- Task set -
[1] According to the passage on chromodorolide synthesis, how did the yield of the new reductive transposition route compare with that of previously reported methods?
[2] Continue the passage on chromodorolide synthesis after its last sentence.

- Provided passage -
UC Irvine

In Chapter 1, the rearranged spongian diterpene class of natural products is discussed. The biological effects of the natural product family on the Golgi apparatus are highlighted along with previous completed total syntheses of members in the family. Early efforts by the Overman group towards the chromodorolide natural products are also discussed, as these model system studies revealed several key insights in developing a second-generation approach.

In Chapter 2, the synthetic routes to (3aS,7aS)-4,4,7a-trimethyloctahydro-1H-inden-1-one are reported. This chiral fragment is embedded within the hydrophobic subunit of the chromodorolides and is surprisingly difficult to access enantioenriched on multi-gram scale using previously reported routes. Chapter 2 discusses the multiple approaches that have been developed by other research groups and ours to access this compound. In particular, a novel route using reductive transposition proved nearly thrice as high yielding relative to previously reported methods in preparing to (3aS,7aS)-4,4,7a-trimethyloctahydro-1H-inden-1-one.

Stored dataset items:

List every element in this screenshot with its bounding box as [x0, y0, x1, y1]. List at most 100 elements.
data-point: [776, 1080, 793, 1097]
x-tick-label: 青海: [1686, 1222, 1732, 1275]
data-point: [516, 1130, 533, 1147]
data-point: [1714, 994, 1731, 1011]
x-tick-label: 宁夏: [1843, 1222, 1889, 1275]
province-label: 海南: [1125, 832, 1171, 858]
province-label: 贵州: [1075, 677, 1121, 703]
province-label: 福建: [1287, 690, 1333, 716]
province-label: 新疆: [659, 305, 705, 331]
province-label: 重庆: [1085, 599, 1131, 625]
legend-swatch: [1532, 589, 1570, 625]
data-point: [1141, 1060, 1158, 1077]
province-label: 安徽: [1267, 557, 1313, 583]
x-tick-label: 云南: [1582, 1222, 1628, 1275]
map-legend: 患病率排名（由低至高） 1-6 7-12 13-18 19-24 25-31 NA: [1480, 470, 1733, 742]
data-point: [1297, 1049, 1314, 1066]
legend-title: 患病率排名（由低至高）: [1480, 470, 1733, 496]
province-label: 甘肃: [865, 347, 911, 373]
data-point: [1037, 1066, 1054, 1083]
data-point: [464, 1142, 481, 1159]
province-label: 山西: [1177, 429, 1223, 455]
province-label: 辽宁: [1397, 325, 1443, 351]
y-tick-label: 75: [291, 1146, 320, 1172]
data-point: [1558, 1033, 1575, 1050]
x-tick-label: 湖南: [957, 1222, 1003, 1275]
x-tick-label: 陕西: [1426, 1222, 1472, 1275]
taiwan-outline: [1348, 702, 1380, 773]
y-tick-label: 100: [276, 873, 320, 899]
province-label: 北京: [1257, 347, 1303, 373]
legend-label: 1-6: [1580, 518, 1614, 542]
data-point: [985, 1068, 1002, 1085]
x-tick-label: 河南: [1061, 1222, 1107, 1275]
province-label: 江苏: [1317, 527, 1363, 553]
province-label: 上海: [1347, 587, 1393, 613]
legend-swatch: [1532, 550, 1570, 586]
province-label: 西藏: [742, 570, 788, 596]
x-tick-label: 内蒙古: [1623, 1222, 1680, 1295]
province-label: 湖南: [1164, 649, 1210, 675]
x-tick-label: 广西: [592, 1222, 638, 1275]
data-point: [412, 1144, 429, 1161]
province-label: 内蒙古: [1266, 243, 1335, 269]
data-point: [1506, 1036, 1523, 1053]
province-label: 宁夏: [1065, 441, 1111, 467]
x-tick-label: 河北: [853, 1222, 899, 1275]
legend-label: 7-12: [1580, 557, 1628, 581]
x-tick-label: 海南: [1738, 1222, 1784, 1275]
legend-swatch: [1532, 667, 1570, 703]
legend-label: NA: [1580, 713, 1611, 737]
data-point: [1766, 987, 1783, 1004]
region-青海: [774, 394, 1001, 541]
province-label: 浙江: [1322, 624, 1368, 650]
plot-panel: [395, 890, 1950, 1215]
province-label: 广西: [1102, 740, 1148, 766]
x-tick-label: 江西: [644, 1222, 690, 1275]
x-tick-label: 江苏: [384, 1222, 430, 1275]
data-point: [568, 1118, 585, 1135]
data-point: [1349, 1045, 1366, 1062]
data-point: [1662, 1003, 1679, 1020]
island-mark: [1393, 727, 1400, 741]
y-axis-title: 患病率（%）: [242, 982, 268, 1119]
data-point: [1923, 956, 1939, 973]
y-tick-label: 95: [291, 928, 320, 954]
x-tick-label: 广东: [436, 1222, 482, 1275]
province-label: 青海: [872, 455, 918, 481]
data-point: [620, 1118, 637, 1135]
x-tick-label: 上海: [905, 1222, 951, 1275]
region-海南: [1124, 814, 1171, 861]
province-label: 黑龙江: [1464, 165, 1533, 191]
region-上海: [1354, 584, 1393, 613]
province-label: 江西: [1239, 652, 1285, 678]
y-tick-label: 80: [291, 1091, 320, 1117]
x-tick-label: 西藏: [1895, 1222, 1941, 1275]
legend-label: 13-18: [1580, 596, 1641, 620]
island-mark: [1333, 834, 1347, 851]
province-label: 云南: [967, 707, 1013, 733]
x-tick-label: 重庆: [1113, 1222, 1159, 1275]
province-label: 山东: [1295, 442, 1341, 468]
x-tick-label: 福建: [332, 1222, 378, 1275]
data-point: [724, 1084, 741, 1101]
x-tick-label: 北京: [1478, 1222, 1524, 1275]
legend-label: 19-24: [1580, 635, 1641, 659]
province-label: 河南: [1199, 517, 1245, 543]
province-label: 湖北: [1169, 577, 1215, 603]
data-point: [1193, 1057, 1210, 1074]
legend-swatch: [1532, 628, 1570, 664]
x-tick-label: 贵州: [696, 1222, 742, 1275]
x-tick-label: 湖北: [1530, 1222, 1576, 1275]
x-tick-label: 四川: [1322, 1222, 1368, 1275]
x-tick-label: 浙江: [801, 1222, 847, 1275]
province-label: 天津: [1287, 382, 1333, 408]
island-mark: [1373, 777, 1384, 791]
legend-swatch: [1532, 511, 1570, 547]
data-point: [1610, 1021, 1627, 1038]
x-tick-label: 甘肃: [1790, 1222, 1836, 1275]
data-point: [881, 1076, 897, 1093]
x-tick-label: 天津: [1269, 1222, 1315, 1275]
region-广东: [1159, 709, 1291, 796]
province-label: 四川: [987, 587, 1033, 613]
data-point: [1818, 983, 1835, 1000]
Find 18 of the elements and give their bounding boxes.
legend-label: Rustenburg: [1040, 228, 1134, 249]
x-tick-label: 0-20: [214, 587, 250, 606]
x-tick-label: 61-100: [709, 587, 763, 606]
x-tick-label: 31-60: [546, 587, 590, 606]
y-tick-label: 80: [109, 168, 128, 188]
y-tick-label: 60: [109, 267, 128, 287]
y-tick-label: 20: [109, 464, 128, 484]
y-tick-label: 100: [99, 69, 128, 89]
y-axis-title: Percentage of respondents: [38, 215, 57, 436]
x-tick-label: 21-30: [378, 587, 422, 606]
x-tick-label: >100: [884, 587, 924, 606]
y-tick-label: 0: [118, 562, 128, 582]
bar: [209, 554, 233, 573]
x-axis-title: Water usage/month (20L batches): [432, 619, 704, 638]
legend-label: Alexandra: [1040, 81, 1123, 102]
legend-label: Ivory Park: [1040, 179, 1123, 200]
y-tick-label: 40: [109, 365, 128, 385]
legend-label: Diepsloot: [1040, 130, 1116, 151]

- Numbered responses -
[1] It was nearly three times as high yielding.

[2]
In Chapter 3, the total synthesis of (–)-chromodorolide B is described. The first section discusses an unsuccessful approach to the chromodorolides using a formal [3+2] radical cycloaddition as a novel method to couple highly oxygenated nucleophiles. The second section discusses a revised synthetic strategy using a radical addition/cyclization/fragmentation (ACF) cascade to form two C–C bond and four stereocenters in a single step. Using this key transformation, (–)-chromodorolide B was completed in 21 steps by the longest linear sequence.

In Chapter 4, the diastereoselectivities observed in the ACF cascade are examined. As the cyclization step disfavored the desired C8 stereochemistry, strategies to synthesize α-substituted butenolides are reported. The stereoselection of the coupling reactions with trisubstituted acetonide radicals is also discussed as the couplings typically occurred with diastereoselectivity from the contrasteric face. Detailed experimental and computational studies are reported which reveal several parameters that govern the facial selectivity for the conjugate addition of trisubstituted acetonide radicals.